## Entries shown
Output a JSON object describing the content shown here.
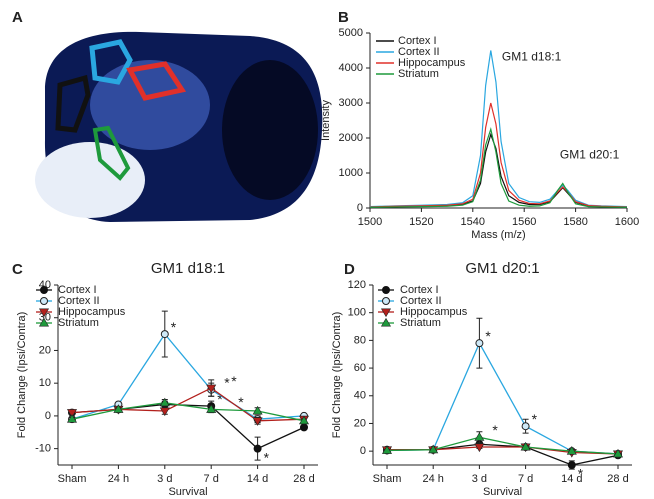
{
  "panel_a": {
    "label": "A"
  },
  "chart_data": [
    {
      "panel": "B",
      "type": "line",
      "xlabel": "Mass (m/z)",
      "ylabel": "Intensity",
      "x": [
        1500,
        1510,
        1520,
        1530,
        1536,
        1540,
        1543,
        1545,
        1547,
        1549,
        1551,
        1554,
        1558,
        1562,
        1566,
        1570,
        1573,
        1575,
        1577,
        1580,
        1585,
        1590,
        1600
      ],
      "series": [
        {
          "name": "Cortex I",
          "color": "#111111",
          "values": [
            30,
            50,
            60,
            70,
            100,
            200,
            700,
            1600,
            2100,
            1700,
            900,
            350,
            160,
            100,
            100,
            180,
            420,
            580,
            420,
            160,
            60,
            40,
            30
          ]
        },
        {
          "name": "Cortex II",
          "color": "#2aa7e0",
          "values": [
            40,
            60,
            80,
            100,
            150,
            350,
            1500,
            3500,
            4500,
            3600,
            1900,
            700,
            300,
            180,
            160,
            250,
            500,
            650,
            500,
            220,
            80,
            60,
            40
          ]
        },
        {
          "name": "Hippocampus",
          "color": "#e0302a",
          "values": [
            30,
            50,
            60,
            80,
            120,
            250,
            1000,
            2300,
            3000,
            2400,
            1300,
            500,
            220,
            130,
            120,
            200,
            450,
            600,
            450,
            180,
            70,
            50,
            30
          ]
        },
        {
          "name": "Striatum",
          "color": "#1e9a3c",
          "values": [
            20,
            30,
            40,
            50,
            80,
            180,
            800,
            1800,
            2250,
            1600,
            700,
            200,
            80,
            50,
            60,
            150,
            500,
            700,
            450,
            120,
            40,
            30,
            20
          ]
        }
      ],
      "xlim": [
        1500,
        1600
      ],
      "xticks": [
        1500,
        1520,
        1540,
        1560,
        1580,
        1600
      ],
      "ylim": [
        0,
        5000
      ],
      "yticks": [
        0,
        1000,
        2000,
        3000,
        4000,
        5000
      ],
      "legend": "upper left",
      "annotations": [
        "GM1 d18:1",
        "GM1 d20:1"
      ]
    },
    {
      "panel": "C",
      "type": "line",
      "title": "GM1 d18:1",
      "xlabel": "Survival",
      "ylabel": "Fold Change (Ipsi/Contra)",
      "categories": [
        "Sham",
        "24 h",
        "3 d",
        "7 d",
        "14 d",
        "28 d"
      ],
      "series": [
        {
          "name": "Cortex I",
          "color": "#111111",
          "marker": "circle",
          "values": [
            1,
            2,
            3.5,
            3,
            -10,
            -3.5
          ],
          "errors": [
            0.5,
            0.5,
            1,
            1.5,
            3.5,
            0.5
          ],
          "significance": [
            null,
            null,
            null,
            "*",
            "*",
            null
          ]
        },
        {
          "name": "Cortex II",
          "color": "#2aa7e0",
          "marker": "open-circle",
          "values": [
            -1,
            3.5,
            25,
            8,
            -1,
            0
          ],
          "errors": [
            0.5,
            0.5,
            7,
            2,
            1,
            0.5
          ],
          "significance": [
            null,
            null,
            "*",
            "*",
            null,
            null
          ]
        },
        {
          "name": "Hippocampus",
          "color": "#b3201c",
          "marker": "triangle-down",
          "values": [
            1,
            2,
            1.5,
            8.5,
            -1.5,
            -1
          ],
          "errors": [
            0.5,
            0.5,
            1,
            2.5,
            1,
            0.5
          ],
          "significance": [
            null,
            null,
            null,
            "*",
            null,
            null
          ]
        },
        {
          "name": "Striatum",
          "color": "#1e9a3c",
          "marker": "triangle-up",
          "values": [
            -1,
            2,
            4,
            2,
            1.5,
            -1.5
          ],
          "errors": [
            0.5,
            0.5,
            1,
            1,
            1,
            0.5
          ],
          "significance": [
            null,
            null,
            null,
            "*",
            null,
            null
          ]
        }
      ],
      "ylim": [
        -15,
        40
      ],
      "yticks": [
        -10,
        0,
        10,
        20,
        30,
        40
      ],
      "legend": "upper left"
    },
    {
      "panel": "D",
      "type": "line",
      "title": "GM1 d20:1",
      "xlabel": "Survival",
      "ylabel": "Fold Change (Ipsi/Contra)",
      "categories": [
        "Sham",
        "24 h",
        "3 d",
        "7 d",
        "14 d",
        "28 d"
      ],
      "series": [
        {
          "name": "Cortex I",
          "color": "#111111",
          "marker": "circle",
          "values": [
            1,
            1,
            5,
            3,
            -10,
            -3
          ],
          "errors": [
            0.5,
            0.5,
            2,
            1,
            3,
            1
          ],
          "significance": [
            null,
            null,
            null,
            null,
            "*",
            null
          ]
        },
        {
          "name": "Cortex II",
          "color": "#2aa7e0",
          "marker": "open-circle",
          "values": [
            0.5,
            1,
            78,
            18,
            0,
            -2
          ],
          "errors": [
            0.5,
            0.5,
            18,
            5,
            1,
            0.5
          ],
          "significance": [
            null,
            null,
            "*",
            "*",
            null,
            null
          ]
        },
        {
          "name": "Hippocampus",
          "color": "#b3201c",
          "marker": "triangle-down",
          "values": [
            1,
            1,
            3,
            3,
            -1,
            -2
          ],
          "errors": [
            0.5,
            0.5,
            1,
            1,
            1,
            0.5
          ],
          "significance": [
            null,
            null,
            null,
            null,
            null,
            null
          ]
        },
        {
          "name": "Striatum",
          "color": "#1e9a3c",
          "marker": "triangle-up",
          "values": [
            0.5,
            1,
            10,
            3,
            0,
            -2
          ],
          "errors": [
            0.5,
            0.5,
            4,
            1,
            1,
            0.5
          ],
          "significance": [
            null,
            null,
            "*",
            null,
            null,
            null
          ]
        }
      ],
      "ylim": [
        -10,
        120
      ],
      "yticks": [
        0,
        20,
        40,
        60,
        80,
        100,
        120
      ],
      "legend": "upper left"
    }
  ]
}
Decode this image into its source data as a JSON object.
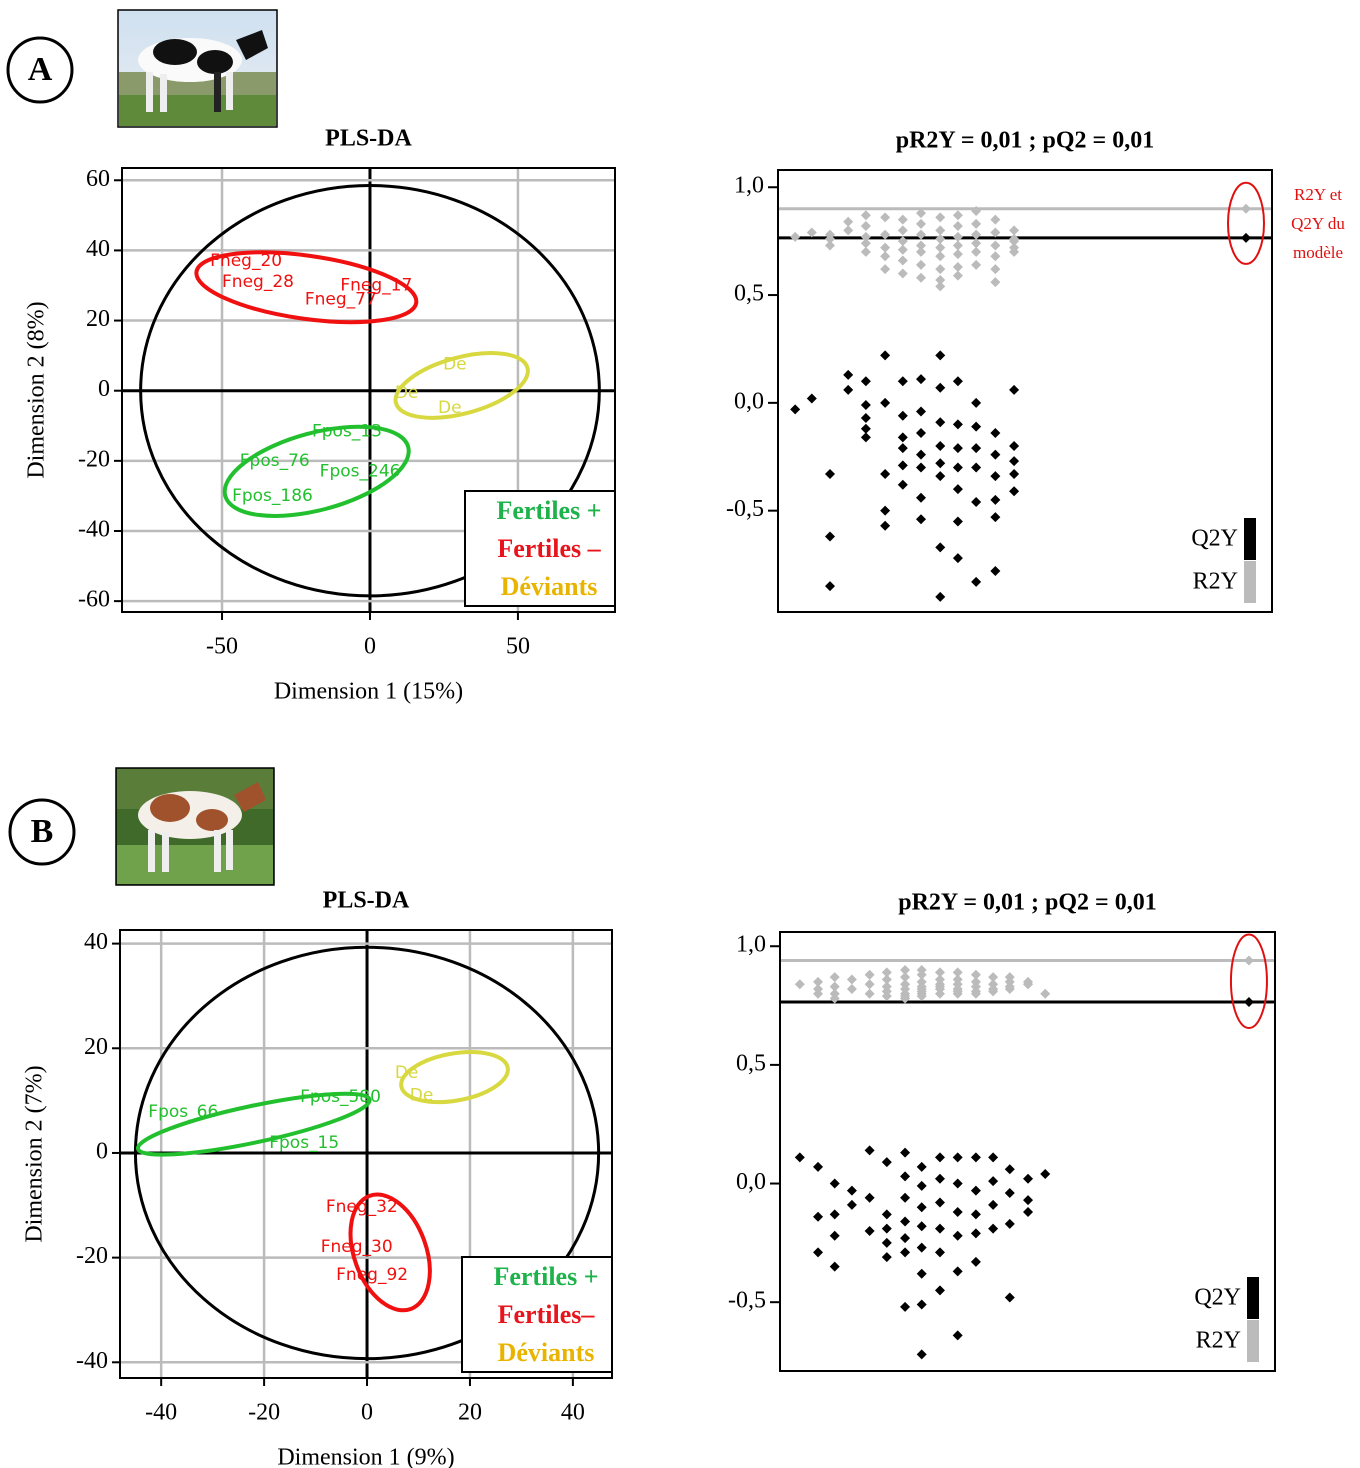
{
  "panel_labels": [
    "A",
    "B"
  ],
  "chart_data": [
    {
      "type": "scores",
      "title": "PLS-DA",
      "xlabel": "Dimension 1 (15%)",
      "ylabel": "Dimension 2 (8%)",
      "xlim": [
        -83.8,
        82.8
      ],
      "ylim": [
        -63.1,
        63.5
      ],
      "xticks": [
        -50,
        0,
        50
      ],
      "yticks": [
        -60,
        -40,
        -20,
        0,
        20,
        40,
        60
      ],
      "grid": true,
      "circle": {
        "cx": 0,
        "cy": 0,
        "rx": 77.5,
        "ry": 58.5
      },
      "legend": "lower right",
      "series": [
        {
          "name": "Fertiles +",
          "color": "#22c02e",
          "label_color": "#1db34a",
          "ellipse": {
            "cx": -18,
            "cy": -23,
            "rx": 32,
            "ry": 11,
            "angle": 15
          },
          "points": [
            {
              "label": "Fpos_13",
              "x": -19.6,
              "y": -11.7
            },
            {
              "label": "Fpos_76",
              "x": -44,
              "y": -20
            },
            {
              "label": "Fpos_246",
              "x": -17,
              "y": -23
            },
            {
              "label": "Fpos_186",
              "x": -46.6,
              "y": -30
            }
          ]
        },
        {
          "name": "Fertiles –",
          "color": "#f01010",
          "label_color": "#e8141b",
          "ellipse": {
            "cx": -21.5,
            "cy": 29.5,
            "rx": 37.5,
            "ry": 9,
            "angle": -8
          },
          "points": [
            {
              "label": "Fneg_20",
              "x": -54,
              "y": 37
            },
            {
              "label": "Fneg_28",
              "x": -50,
              "y": 31
            },
            {
              "label": "Fneg_17",
              "x": -10,
              "y": 30
            },
            {
              "label": "Fneg_77",
              "x": -22,
              "y": 26
            }
          ]
        },
        {
          "name": "Déviants",
          "color": "#d8d840",
          "label_color": "#e8b400",
          "ellipse": {
            "cx": 31,
            "cy": 1.5,
            "rx": 23,
            "ry": 8,
            "angle": 15
          },
          "points": [
            {
              "label": "De",
              "x": 24.7,
              "y": 7.4
            },
            {
              "label": "De",
              "x": 8.4,
              "y": -0.6
            },
            {
              "label": "De",
              "x": 23,
              "y": -5
            }
          ]
        }
      ]
    },
    {
      "type": "scatter",
      "title": "pR2Y = 0,01 ; pQ2 = 0,01",
      "xlim": [
        0.1,
        1.05
      ],
      "ylim": [
        -0.97,
        1.08
      ],
      "yticks": [
        {
          "value": 1.0,
          "label": "1,0"
        },
        {
          "value": 0.5,
          "label": "0,5"
        },
        {
          "value": 0,
          "label": "0,0"
        },
        {
          "value": -0.5,
          "label": "-0,5"
        }
      ],
      "annotation": [
        "R2Y et",
        "Q2Y du",
        "modèle"
      ],
      "legend": "lower right",
      "x": [
        0.133,
        0.165,
        0.2,
        0.2,
        0.2,
        0.235,
        0.235,
        0.269,
        0.269,
        0.269,
        0.269,
        0.269,
        0.306,
        0.306,
        0.306,
        0.306,
        0.306,
        0.34,
        0.34,
        0.34,
        0.34,
        0.34,
        0.34,
        0.375,
        0.375,
        0.375,
        0.375,
        0.375,
        0.375,
        0.375,
        0.412,
        0.412,
        0.412,
        0.412,
        0.412,
        0.412,
        0.412,
        0.412,
        0.446,
        0.446,
        0.446,
        0.446,
        0.446,
        0.446,
        0.446,
        0.481,
        0.481,
        0.481,
        0.481,
        0.481,
        0.481,
        0.518,
        0.518,
        0.518,
        0.518,
        0.518,
        0.518,
        0.554,
        0.554,
        0.554,
        0.554,
        0.554,
        1
      ],
      "series": [
        {
          "name": "R2Y",
          "color": "#bbbbbb",
          "values": [
            0.77,
            0.79,
            0.76,
            0.78,
            0.73,
            0.84,
            0.8,
            0.87,
            0.82,
            0.77,
            0.74,
            0.7,
            0.86,
            0.78,
            0.72,
            0.68,
            0.62,
            0.85,
            0.8,
            0.75,
            0.71,
            0.66,
            0.6,
            0.88,
            0.83,
            0.78,
            0.73,
            0.7,
            0.64,
            0.58,
            0.86,
            0.8,
            0.76,
            0.72,
            0.68,
            0.62,
            0.57,
            0.54,
            0.87,
            0.82,
            0.77,
            0.73,
            0.69,
            0.63,
            0.59,
            0.89,
            0.83,
            0.78,
            0.74,
            0.7,
            0.64,
            0.85,
            0.79,
            0.73,
            0.68,
            0.62,
            0.56,
            0.8,
            0.76,
            0.75,
            0.7,
            0.72,
            0.9
          ]
        },
        {
          "name": "Q2Y",
          "color": "#000000",
          "values": [
            -0.03,
            0.02,
            -0.33,
            -0.62,
            -0.85,
            0.13,
            0.06,
            0.1,
            -0.01,
            -0.07,
            -0.12,
            -0.16,
            0.22,
            0,
            -0.33,
            -0.5,
            -0.57,
            0.1,
            -0.06,
            -0.16,
            -0.21,
            -0.29,
            -0.38,
            0.11,
            -0.04,
            -0.14,
            -0.24,
            -0.3,
            -0.44,
            -0.54,
            0.22,
            0.07,
            -0.09,
            -0.2,
            -0.28,
            -0.34,
            -0.67,
            -0.9,
            0.1,
            -0.1,
            -0.21,
            -0.3,
            -0.4,
            -0.55,
            -0.72,
            0,
            -0.11,
            -0.21,
            -0.3,
            -0.46,
            -0.83,
            -0.14,
            -0.24,
            -0.34,
            -0.45,
            -0.53,
            -0.78,
            -0.27,
            -0.41,
            -0.2,
            -0.33,
            0.06,
            0.765
          ]
        }
      ]
    },
    {
      "type": "scores",
      "title": "PLS-DA",
      "xlabel": "Dimension 1 (9%)",
      "ylabel": "Dimension 2 (7%)",
      "xlim": [
        -48,
        47.6
      ],
      "ylim": [
        -43,
        42.6
      ],
      "xticks": [
        -40,
        -20,
        0,
        20,
        40
      ],
      "yticks": [
        -40,
        -20,
        0,
        20,
        40
      ],
      "grid": true,
      "circle": {
        "cx": 0,
        "cy": 0,
        "rx": 45,
        "ry": 39.3
      },
      "legend": "lower right",
      "series": [
        {
          "name": "Fertiles +",
          "color": "#22c02e",
          "label_color": "#1db34a",
          "ellipse": {
            "cx": -22,
            "cy": 5.5,
            "rx": 23,
            "ry": 3.5,
            "angle": 12
          },
          "points": [
            {
              "label": "Fpos_66",
              "x": -42.5,
              "y": 7.8
            },
            {
              "label": "Fpos_580",
              "x": -13,
              "y": 10.7
            },
            {
              "label": "Fpos_15",
              "x": -19,
              "y": 1.9
            }
          ]
        },
        {
          "name": "Fertiles–",
          "color": "#f01010",
          "label_color": "#e8141b",
          "ellipse": {
            "cx": 4.5,
            "cy": -19,
            "rx": 7,
            "ry": 11.5,
            "angle": 20
          },
          "points": [
            {
              "label": "Fneg_32",
              "x": -8,
              "y": -10.3
            },
            {
              "label": "Fneg_30",
              "x": -9,
              "y": -18
            },
            {
              "label": "Fneg_92",
              "x": -6,
              "y": -23.3
            }
          ]
        },
        {
          "name": "Déviants",
          "color": "#d8d840",
          "label_color": "#e8b400",
          "ellipse": {
            "cx": 17,
            "cy": 14.5,
            "rx": 10.5,
            "ry": 4.5,
            "angle": 10
          },
          "points": [
            {
              "label": "De",
              "x": 5.4,
              "y": 15.3
            },
            {
              "label": "De",
              "x": 8.3,
              "y": 11
            }
          ]
        }
      ]
    },
    {
      "type": "scatter",
      "title": "pR2Y = 0,01 ; pQ2 = 0,01",
      "xlim": [
        0.1,
        1.05
      ],
      "ylim": [
        -0.79,
        1.06
      ],
      "yticks": [
        {
          "value": 1.0,
          "label": "1,0"
        },
        {
          "value": 0.5,
          "label": "0,5"
        },
        {
          "value": 0,
          "label": "0,0"
        },
        {
          "value": -0.5,
          "label": "-0,5"
        }
      ],
      "legend": "lower right",
      "x": [
        0.138,
        0.173,
        0.173,
        0.173,
        0.205,
        0.205,
        0.205,
        0.205,
        0.238,
        0.238,
        0.272,
        0.272,
        0.272,
        0.305,
        0.305,
        0.305,
        0.305,
        0.305,
        0.34,
        0.34,
        0.34,
        0.34,
        0.34,
        0.34,
        0.34,
        0.372,
        0.372,
        0.372,
        0.372,
        0.372,
        0.372,
        0.372,
        0.372,
        0.407,
        0.407,
        0.407,
        0.407,
        0.407,
        0.407,
        0.441,
        0.441,
        0.441,
        0.441,
        0.441,
        0.441,
        0.476,
        0.476,
        0.476,
        0.476,
        0.476,
        0.509,
        0.509,
        0.509,
        0.509,
        0.541,
        0.541,
        0.541,
        0.541,
        0.576,
        0.576,
        0.576,
        0.609,
        1
      ],
      "series": [
        {
          "name": "R2Y",
          "color": "#bbbbbb",
          "values": [
            0.84,
            0.85,
            0.82,
            0.8,
            0.87,
            0.83,
            0.8,
            0.78,
            0.86,
            0.82,
            0.88,
            0.84,
            0.8,
            0.89,
            0.86,
            0.83,
            0.81,
            0.79,
            0.9,
            0.87,
            0.84,
            0.82,
            0.8,
            0.79,
            0.78,
            0.9,
            0.88,
            0.85,
            0.83,
            0.81,
            0.8,
            0.79,
            0.82,
            0.89,
            0.86,
            0.84,
            0.82,
            0.8,
            0.83,
            0.89,
            0.86,
            0.84,
            0.82,
            0.8,
            0.81,
            0.88,
            0.85,
            0.83,
            0.81,
            0.8,
            0.87,
            0.84,
            0.82,
            0.81,
            0.87,
            0.85,
            0.82,
            0.83,
            0.85,
            0.84,
            0.84,
            0.8,
            0.94
          ]
        },
        {
          "name": "Q2Y",
          "color": "#000000",
          "values": [
            0.11,
            0.07,
            -0.14,
            -0.29,
            0,
            -0.13,
            -0.22,
            -0.35,
            -0.03,
            -0.09,
            0.14,
            -0.06,
            -0.2,
            0.09,
            -0.13,
            -0.19,
            -0.25,
            -0.31,
            0.13,
            0.03,
            -0.06,
            -0.16,
            -0.23,
            -0.29,
            -0.52,
            0.07,
            -0.01,
            -0.1,
            -0.18,
            -0.27,
            -0.38,
            -0.51,
            -0.72,
            0.11,
            0.02,
            -0.08,
            -0.19,
            -0.29,
            -0.45,
            0.11,
            0,
            -0.12,
            -0.22,
            -0.37,
            -0.64,
            0.11,
            -0.03,
            -0.13,
            -0.21,
            -0.33,
            0.11,
            0.01,
            -0.09,
            -0.19,
            0.06,
            -0.04,
            -0.17,
            -0.48,
            0.02,
            -0.07,
            -0.12,
            0.04,
            0.765
          ]
        }
      ]
    }
  ]
}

## Goal of the exercise
Above are several records. Count the lines among them that contain "object" and give only the total.

## Written reply
2